(What is required)
Could you write out the records below exactly, without omitting a line?

*** Records for the exercise Section Begins ***

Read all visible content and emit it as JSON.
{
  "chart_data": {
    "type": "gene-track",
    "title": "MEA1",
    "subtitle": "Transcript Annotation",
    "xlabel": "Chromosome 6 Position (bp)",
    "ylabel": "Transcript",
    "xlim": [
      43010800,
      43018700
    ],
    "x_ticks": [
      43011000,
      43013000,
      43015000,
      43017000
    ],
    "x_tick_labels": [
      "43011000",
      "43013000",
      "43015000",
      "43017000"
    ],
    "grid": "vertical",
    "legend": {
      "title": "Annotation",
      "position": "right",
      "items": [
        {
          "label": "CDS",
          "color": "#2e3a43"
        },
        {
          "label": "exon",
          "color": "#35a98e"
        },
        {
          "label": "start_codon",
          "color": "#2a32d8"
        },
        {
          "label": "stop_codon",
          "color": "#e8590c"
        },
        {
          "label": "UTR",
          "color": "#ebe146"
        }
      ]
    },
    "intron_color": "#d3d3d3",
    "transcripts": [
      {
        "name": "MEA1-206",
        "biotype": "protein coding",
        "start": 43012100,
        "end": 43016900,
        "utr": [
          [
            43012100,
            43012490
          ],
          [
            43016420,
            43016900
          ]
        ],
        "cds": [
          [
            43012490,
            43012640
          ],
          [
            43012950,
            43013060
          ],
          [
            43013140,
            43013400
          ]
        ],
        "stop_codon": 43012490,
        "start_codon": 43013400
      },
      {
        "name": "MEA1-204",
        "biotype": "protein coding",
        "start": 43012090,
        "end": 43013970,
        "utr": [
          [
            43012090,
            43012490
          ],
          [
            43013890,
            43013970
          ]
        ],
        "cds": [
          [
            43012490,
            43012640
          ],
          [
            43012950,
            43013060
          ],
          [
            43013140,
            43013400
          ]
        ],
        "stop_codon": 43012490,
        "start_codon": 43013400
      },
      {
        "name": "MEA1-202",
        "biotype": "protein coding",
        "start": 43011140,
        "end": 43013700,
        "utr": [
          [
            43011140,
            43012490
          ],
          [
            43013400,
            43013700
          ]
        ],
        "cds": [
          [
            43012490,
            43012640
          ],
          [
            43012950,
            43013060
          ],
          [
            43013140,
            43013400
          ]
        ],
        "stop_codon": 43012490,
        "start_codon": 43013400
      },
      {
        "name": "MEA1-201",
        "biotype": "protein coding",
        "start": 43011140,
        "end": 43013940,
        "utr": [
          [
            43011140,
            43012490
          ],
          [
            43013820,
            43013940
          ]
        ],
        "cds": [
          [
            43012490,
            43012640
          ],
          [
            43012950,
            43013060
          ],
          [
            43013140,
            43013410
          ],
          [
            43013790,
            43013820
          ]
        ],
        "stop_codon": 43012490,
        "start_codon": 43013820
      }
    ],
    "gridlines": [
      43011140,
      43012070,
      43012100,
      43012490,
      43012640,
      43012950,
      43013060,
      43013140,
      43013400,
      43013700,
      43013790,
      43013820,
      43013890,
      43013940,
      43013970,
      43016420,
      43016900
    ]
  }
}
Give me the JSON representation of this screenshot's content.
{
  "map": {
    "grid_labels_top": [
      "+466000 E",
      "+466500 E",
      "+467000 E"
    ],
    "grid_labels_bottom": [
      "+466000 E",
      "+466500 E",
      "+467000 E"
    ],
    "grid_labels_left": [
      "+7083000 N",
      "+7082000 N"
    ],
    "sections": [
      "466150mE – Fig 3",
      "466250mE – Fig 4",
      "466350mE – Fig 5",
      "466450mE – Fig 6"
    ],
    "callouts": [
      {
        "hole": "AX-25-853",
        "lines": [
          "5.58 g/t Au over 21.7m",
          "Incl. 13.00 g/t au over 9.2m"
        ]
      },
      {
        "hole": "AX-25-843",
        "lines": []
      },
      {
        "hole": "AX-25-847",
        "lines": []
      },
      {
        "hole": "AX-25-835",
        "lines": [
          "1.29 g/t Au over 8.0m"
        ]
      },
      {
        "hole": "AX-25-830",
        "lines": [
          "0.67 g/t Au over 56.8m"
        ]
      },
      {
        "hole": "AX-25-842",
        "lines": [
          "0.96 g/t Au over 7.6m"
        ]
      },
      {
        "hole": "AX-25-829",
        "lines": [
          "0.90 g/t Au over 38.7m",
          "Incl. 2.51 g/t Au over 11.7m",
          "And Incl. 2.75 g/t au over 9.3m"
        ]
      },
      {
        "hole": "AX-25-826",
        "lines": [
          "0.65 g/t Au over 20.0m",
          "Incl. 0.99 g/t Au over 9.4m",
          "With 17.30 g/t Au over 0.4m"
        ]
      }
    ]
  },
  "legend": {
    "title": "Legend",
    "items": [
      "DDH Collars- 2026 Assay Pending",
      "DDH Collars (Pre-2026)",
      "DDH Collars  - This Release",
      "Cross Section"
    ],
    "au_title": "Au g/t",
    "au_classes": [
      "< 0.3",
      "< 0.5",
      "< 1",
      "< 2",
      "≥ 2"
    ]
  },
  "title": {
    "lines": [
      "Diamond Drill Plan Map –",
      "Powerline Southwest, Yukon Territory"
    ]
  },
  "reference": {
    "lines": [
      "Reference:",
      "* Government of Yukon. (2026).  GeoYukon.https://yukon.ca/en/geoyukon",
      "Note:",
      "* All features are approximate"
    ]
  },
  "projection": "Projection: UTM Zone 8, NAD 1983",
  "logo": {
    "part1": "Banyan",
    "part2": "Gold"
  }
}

*** Records for the exercise Section Ends ***

(Answer section)
Read all visible content and emit it as JSON.
{
  "chart_data": {
    "type": "gene-track",
    "title": "MEA1",
    "subtitle": "Transcript Annotation",
    "xlabel": "Chromosome 6 Position (bp)",
    "ylabel": "Transcript",
    "xlim": [
      43010800,
      43018700
    ],
    "x_ticks": [
      43011000,
      43013000,
      43015000,
      43017000
    ],
    "x_tick_labels": [
      "43011000",
      "43013000",
      "43015000",
      "43017000"
    ],
    "grid": "vertical",
    "legend": {
      "title": "Annotation",
      "position": "right",
      "items": [
        {
          "label": "CDS",
          "color": "#2e3a43"
        },
        {
          "label": "exon",
          "color": "#35a98e"
        },
        {
          "label": "start_codon",
          "color": "#2a32d8"
        },
        {
          "label": "stop_codon",
          "color": "#e8590c"
        },
        {
          "label": "UTR",
          "color": "#ebe146"
        }
      ]
    },
    "intron_color": "#d3d3d3",
    "transcripts": [
      {
        "name": "MEA1-206",
        "biotype": "protein coding",
        "start": 43012100,
        "end": 43016900,
        "utr": [
          [
            43012100,
            43012490
          ],
          [
            43016420,
            43016900
          ]
        ],
        "cds": [
          [
            43012490,
            43012640
          ],
          [
            43012950,
            43013060
          ],
          [
            43013140,
            43013400
          ]
        ],
        "stop_codon": 43012490,
        "start_codon": 43013400
      },
      {
        "name": "MEA1-204",
        "biotype": "protein coding",
        "start": 43012090,
        "end": 43013970,
        "utr": [
          [
            43012090,
            43012490
          ],
          [
            43013890,
            43013970
          ]
        ],
        "cds": [
          [
            43012490,
            43012640
          ],
          [
            43012950,
            43013060
          ],
          [
            43013140,
            43013400
          ]
        ],
        "stop_codon": 43012490,
        "start_codon": 43013400
      },
      {
        "name": "MEA1-202",
        "biotype": "protein coding",
        "start": 43011140,
        "end": 43013700,
        "utr": [
          [
            43011140,
            43012490
          ],
          [
            43013400,
            43013700
          ]
        ],
        "cds": [
          [
            43012490,
            43012640
          ],
          [
            43012950,
            43013060
          ],
          [
            43013140,
            43013400
          ]
        ],
        "stop_codon": 43012490,
        "start_codon": 43013400
      },
      {
        "name": "MEA1-201",
        "biotype": "protein coding",
        "start": 43011140,
        "end": 43013940,
        "utr": [
          [
            43011140,
            43012490
          ],
          [
            43013820,
            43013940
          ]
        ],
        "cds": [
          [
            43012490,
            43012640
          ],
          [
            43012950,
            43013060
          ],
          [
            43013140,
            43013410
          ],
          [
            43013790,
            43013820
          ]
        ],
        "stop_codon": 43012490,
        "start_codon": 43013820
      }
    ],
    "gridlines": [
      43011140,
      43012070,
      43012100,
      43012490,
      43012640,
      43012950,
      43013060,
      43013140,
      43013400,
      43013700,
      43013790,
      43013820,
      43013890,
      43013940,
      43013970,
      43016420,
      43016900
    ]
  }
}
Give me the JSON representation of this screenshot's content.
{
  "map": {
    "grid_labels_top": [
      "+466000 E",
      "+466500 E",
      "+467000 E"
    ],
    "grid_labels_bottom": [
      "+466000 E",
      "+466500 E",
      "+467000 E"
    ],
    "grid_labels_left": [
      "+7083000 N",
      "+7082000 N"
    ],
    "sections": [
      "466150mE – Fig 3",
      "466250mE – Fig 4",
      "466350mE – Fig 5",
      "466450mE – Fig 6"
    ],
    "callouts": [
      {
        "hole": "AX-25-853",
        "lines": [
          "5.58 g/t Au over 21.7m",
          "Incl. 13.00 g/t au over 9.2m"
        ]
      },
      {
        "hole": "AX-25-843",
        "lines": []
      },
      {
        "hole": "AX-25-847",
        "lines": []
      },
      {
        "hole": "AX-25-835",
        "lines": [
          "1.29 g/t Au over 8.0m"
        ]
      },
      {
        "hole": "AX-25-830",
        "lines": [
          "0.67 g/t Au over 56.8m"
        ]
      },
      {
        "hole": "AX-25-842",
        "lines": [
          "0.96 g/t Au over 7.6m"
        ]
      },
      {
        "hole": "AX-25-829",
        "lines": [
          "0.90 g/t Au over 38.7m",
          "Incl. 2.51 g/t Au over 11.7m",
          "And Incl. 2.75 g/t au over 9.3m"
        ]
      },
      {
        "hole": "AX-25-826",
        "lines": [
          "0.65 g/t Au over 20.0m",
          "Incl. 0.99 g/t Au over 9.4m",
          "With 17.30 g/t Au over 0.4m"
        ]
      }
    ]
  },
  "legend": {
    "title": "Legend",
    "items": [
      "DDH Collars- 2026 Assay Pending",
      "DDH Collars (Pre-2026)",
      "DDH Collars  - This Release",
      "Cross Section"
    ],
    "au_title": "Au g/t",
    "au_classes": [
      "< 0.3",
      "< 0.5",
      "< 1",
      "< 2",
      "≥ 2"
    ]
  },
  "title": {
    "lines": [
      "Diamond Drill Plan Map –",
      "Powerline Southwest, Yukon Territory"
    ]
  },
  "reference": {
    "lines": [
      "Reference:",
      "* Government of Yukon. (2026).  GeoYukon.https://yukon.ca/en/geoyukon",
      "Note:",
      "* All features are approximate"
    ]
  },
  "projection": "Projection: UTM Zone 8, NAD 1983",
  "logo": {
    "part1": "Banyan",
    "part2": "Gold"
  }
}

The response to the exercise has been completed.